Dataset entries
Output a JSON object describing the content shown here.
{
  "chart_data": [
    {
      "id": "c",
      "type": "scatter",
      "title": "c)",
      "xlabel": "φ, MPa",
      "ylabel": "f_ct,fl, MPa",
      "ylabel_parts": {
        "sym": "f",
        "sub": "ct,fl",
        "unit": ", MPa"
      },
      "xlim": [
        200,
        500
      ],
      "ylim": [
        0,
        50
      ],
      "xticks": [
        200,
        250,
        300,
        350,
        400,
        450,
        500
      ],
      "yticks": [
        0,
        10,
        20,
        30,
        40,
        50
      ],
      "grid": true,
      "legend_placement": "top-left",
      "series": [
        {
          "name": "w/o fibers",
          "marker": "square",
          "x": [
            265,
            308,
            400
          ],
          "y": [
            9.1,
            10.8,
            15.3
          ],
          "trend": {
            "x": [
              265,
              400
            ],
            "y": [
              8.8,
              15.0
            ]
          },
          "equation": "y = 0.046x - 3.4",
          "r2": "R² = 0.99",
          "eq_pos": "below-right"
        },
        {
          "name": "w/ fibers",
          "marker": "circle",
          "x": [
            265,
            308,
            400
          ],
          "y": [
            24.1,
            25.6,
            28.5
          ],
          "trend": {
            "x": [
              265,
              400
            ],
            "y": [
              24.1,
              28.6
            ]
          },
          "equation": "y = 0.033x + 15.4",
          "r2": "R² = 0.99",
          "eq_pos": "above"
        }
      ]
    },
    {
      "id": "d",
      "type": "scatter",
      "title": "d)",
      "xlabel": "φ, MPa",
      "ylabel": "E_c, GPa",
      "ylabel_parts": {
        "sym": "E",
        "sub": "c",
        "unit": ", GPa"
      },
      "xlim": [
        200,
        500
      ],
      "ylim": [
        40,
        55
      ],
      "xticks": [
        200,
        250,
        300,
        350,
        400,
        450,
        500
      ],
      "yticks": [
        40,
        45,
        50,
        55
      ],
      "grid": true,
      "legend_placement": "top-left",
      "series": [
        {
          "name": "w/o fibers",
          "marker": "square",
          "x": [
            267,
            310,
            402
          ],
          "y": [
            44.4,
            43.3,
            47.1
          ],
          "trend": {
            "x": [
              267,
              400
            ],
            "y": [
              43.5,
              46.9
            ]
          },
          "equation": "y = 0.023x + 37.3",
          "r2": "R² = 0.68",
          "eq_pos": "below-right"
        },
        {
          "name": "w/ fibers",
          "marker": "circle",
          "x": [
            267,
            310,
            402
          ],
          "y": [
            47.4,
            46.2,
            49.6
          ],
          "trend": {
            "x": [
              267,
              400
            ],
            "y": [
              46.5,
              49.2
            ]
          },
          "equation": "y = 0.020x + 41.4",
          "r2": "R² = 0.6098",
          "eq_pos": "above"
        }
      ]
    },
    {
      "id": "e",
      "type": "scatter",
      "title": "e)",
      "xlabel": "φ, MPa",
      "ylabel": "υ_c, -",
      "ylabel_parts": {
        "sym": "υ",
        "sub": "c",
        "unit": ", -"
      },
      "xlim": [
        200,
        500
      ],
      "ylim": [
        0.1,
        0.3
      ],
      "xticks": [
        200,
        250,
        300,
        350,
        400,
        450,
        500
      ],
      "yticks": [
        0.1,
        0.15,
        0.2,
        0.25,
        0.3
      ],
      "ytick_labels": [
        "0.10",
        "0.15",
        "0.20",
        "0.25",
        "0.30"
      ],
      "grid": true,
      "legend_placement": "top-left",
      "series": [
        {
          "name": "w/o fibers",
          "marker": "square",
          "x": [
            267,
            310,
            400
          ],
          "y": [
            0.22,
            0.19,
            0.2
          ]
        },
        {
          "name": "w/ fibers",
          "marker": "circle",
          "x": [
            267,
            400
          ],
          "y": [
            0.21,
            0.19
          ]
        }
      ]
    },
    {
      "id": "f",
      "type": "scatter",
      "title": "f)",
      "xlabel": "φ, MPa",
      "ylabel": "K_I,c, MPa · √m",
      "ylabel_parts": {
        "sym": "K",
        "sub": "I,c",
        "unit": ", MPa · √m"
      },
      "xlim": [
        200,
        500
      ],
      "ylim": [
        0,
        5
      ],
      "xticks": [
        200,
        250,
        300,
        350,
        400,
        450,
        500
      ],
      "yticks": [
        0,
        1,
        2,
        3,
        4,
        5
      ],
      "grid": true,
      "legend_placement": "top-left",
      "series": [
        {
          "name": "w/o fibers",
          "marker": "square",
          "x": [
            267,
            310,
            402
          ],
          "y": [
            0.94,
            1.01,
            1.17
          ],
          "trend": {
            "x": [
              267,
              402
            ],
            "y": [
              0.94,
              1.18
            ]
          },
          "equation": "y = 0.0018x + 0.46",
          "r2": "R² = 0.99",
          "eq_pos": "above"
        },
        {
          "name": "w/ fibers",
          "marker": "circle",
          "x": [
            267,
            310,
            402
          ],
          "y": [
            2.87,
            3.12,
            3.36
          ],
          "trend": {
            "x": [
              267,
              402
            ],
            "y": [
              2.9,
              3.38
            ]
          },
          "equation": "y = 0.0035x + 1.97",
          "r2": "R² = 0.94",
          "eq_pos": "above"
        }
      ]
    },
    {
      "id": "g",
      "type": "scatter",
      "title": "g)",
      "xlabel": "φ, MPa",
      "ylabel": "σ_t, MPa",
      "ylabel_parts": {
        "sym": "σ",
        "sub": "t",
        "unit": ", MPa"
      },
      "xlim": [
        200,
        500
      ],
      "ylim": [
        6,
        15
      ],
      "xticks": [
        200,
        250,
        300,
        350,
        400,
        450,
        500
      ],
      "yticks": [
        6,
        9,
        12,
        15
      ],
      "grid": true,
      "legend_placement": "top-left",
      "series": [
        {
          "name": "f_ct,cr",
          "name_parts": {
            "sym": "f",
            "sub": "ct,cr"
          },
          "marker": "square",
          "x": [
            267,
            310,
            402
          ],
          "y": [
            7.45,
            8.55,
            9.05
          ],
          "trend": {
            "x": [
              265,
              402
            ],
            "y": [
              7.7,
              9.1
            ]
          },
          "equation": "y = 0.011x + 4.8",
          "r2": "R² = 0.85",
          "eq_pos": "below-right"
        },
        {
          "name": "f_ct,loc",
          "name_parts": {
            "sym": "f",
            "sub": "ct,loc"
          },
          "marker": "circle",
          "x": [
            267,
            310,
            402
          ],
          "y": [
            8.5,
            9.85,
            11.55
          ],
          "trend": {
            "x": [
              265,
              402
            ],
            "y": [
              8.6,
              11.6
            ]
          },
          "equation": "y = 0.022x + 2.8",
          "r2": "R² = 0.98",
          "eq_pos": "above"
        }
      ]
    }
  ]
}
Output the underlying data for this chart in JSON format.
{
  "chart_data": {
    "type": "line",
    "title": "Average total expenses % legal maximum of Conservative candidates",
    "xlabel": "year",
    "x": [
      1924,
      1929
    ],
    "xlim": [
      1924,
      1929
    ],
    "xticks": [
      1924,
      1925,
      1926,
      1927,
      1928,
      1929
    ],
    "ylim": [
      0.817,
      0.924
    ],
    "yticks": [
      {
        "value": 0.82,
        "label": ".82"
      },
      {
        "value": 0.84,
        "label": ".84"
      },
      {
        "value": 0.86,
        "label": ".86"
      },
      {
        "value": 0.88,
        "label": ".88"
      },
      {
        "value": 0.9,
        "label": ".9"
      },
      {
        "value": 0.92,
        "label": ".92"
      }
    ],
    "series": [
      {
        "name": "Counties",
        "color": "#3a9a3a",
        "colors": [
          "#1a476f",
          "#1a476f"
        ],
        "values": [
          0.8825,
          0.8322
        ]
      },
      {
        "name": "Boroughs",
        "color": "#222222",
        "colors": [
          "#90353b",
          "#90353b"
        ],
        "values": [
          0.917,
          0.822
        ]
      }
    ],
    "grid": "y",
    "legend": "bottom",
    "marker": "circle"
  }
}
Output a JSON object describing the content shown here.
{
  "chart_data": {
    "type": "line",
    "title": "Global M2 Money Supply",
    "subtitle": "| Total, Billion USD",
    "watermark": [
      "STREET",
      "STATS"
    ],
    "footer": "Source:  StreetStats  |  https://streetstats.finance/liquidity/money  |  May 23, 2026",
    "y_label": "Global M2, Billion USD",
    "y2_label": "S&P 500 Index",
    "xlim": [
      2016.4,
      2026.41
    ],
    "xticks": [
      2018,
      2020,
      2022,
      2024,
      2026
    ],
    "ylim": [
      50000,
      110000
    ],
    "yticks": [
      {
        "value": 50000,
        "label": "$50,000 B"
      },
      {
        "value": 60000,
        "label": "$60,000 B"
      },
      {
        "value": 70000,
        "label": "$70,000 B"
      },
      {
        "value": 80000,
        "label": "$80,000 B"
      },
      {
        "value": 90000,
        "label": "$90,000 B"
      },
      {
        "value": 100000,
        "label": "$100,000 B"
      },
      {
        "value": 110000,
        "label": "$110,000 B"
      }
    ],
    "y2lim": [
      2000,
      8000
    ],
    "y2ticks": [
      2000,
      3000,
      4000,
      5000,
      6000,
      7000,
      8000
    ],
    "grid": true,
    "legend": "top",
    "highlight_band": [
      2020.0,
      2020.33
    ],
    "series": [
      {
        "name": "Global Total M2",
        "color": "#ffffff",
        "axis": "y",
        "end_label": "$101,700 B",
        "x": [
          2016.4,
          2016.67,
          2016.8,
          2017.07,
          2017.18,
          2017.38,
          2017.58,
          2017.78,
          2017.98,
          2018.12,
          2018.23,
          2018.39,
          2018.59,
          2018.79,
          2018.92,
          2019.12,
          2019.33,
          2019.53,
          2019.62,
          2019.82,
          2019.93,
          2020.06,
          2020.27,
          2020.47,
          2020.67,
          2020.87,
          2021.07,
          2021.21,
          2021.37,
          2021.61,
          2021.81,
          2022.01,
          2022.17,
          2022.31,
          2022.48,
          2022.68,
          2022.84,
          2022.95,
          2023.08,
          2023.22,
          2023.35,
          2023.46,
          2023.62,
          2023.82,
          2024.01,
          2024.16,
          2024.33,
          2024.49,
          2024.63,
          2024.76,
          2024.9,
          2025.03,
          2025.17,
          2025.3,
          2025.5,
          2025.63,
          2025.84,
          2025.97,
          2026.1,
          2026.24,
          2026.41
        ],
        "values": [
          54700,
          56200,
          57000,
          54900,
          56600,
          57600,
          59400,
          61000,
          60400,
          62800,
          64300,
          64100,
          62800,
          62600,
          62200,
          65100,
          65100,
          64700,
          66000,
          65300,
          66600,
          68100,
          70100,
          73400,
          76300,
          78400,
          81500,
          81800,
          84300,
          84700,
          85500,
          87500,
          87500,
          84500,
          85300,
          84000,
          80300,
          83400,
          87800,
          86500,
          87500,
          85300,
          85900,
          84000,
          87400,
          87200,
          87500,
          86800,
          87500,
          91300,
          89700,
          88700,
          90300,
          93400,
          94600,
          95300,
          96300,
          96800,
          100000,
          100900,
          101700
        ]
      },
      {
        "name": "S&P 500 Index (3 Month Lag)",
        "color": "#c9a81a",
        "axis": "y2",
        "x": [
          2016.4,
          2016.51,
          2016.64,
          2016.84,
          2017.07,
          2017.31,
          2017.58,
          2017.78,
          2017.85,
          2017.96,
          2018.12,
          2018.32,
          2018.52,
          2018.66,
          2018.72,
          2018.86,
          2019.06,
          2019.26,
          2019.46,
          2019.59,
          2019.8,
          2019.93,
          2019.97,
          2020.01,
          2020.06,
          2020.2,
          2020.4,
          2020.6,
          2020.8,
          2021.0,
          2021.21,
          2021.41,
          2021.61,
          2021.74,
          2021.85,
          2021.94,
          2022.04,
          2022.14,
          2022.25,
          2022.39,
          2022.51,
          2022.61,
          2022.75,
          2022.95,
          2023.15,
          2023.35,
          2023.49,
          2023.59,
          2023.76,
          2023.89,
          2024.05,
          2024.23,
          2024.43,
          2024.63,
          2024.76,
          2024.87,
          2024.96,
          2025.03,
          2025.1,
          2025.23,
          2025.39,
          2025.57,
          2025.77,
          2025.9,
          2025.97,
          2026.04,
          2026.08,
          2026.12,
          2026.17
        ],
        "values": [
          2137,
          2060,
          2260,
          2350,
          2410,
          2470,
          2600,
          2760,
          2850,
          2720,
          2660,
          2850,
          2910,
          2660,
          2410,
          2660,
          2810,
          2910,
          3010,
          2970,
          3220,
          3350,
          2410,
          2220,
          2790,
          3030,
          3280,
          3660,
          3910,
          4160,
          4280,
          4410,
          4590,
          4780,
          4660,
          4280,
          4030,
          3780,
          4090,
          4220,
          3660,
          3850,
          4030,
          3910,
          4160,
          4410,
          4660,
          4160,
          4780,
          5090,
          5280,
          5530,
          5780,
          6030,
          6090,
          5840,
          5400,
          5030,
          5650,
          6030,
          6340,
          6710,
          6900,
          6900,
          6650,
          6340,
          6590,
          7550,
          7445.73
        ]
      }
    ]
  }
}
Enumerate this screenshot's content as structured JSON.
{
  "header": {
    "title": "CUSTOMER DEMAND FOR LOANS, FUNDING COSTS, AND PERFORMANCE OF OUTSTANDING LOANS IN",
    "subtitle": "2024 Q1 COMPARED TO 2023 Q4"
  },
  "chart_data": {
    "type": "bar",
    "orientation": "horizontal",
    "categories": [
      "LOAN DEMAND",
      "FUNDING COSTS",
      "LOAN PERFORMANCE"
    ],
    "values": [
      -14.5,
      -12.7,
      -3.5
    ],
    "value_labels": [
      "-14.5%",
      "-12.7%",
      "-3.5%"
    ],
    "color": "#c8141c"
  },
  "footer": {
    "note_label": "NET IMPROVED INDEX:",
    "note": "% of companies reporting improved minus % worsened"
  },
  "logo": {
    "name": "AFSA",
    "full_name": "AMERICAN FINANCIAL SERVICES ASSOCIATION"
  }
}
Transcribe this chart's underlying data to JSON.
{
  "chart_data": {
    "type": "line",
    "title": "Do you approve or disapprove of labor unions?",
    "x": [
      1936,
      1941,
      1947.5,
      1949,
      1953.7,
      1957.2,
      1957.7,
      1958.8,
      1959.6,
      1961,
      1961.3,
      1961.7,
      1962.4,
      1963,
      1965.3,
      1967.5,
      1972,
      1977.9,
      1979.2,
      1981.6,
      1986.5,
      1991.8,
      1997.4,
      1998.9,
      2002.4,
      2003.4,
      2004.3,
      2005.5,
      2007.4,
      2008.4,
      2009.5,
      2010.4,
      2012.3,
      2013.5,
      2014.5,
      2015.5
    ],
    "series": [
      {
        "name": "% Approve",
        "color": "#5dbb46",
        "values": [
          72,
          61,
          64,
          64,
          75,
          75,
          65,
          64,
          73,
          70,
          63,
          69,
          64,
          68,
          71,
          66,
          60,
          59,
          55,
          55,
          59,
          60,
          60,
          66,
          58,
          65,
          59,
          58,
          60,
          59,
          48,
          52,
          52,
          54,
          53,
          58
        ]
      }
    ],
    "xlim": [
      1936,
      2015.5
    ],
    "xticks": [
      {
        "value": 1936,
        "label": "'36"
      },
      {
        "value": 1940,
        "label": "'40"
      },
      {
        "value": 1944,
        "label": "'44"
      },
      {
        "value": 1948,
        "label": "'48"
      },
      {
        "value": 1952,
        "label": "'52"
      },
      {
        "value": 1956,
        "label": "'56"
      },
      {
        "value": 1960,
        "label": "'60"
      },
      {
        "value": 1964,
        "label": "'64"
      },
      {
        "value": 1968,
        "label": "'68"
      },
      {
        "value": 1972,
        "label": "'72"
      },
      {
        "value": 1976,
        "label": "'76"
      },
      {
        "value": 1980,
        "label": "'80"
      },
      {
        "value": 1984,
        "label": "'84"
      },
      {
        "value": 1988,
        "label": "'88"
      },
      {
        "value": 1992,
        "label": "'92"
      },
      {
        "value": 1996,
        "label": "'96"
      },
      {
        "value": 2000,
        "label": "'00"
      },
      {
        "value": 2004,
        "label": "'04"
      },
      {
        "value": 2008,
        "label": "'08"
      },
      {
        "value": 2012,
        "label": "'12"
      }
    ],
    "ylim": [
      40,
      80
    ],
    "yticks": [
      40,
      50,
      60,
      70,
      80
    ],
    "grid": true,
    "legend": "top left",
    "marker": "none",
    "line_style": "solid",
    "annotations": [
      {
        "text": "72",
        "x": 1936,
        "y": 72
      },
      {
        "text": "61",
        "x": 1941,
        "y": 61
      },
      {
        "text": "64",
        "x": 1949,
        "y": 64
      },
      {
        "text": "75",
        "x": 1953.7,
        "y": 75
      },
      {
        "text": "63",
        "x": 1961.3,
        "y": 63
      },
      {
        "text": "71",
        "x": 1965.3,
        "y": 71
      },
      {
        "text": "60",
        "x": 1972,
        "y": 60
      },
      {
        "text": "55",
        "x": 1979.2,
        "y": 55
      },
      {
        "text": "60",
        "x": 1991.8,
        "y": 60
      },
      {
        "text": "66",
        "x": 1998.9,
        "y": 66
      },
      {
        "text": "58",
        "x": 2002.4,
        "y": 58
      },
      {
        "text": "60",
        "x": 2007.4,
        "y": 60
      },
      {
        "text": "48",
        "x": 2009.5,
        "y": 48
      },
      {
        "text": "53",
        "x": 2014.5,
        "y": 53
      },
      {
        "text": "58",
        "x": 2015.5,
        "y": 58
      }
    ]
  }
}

### TASK TO COMPLETE
Check every line in the material above for the string "COSTS", then give only the number of lines that have it.

### THE ANSWER
2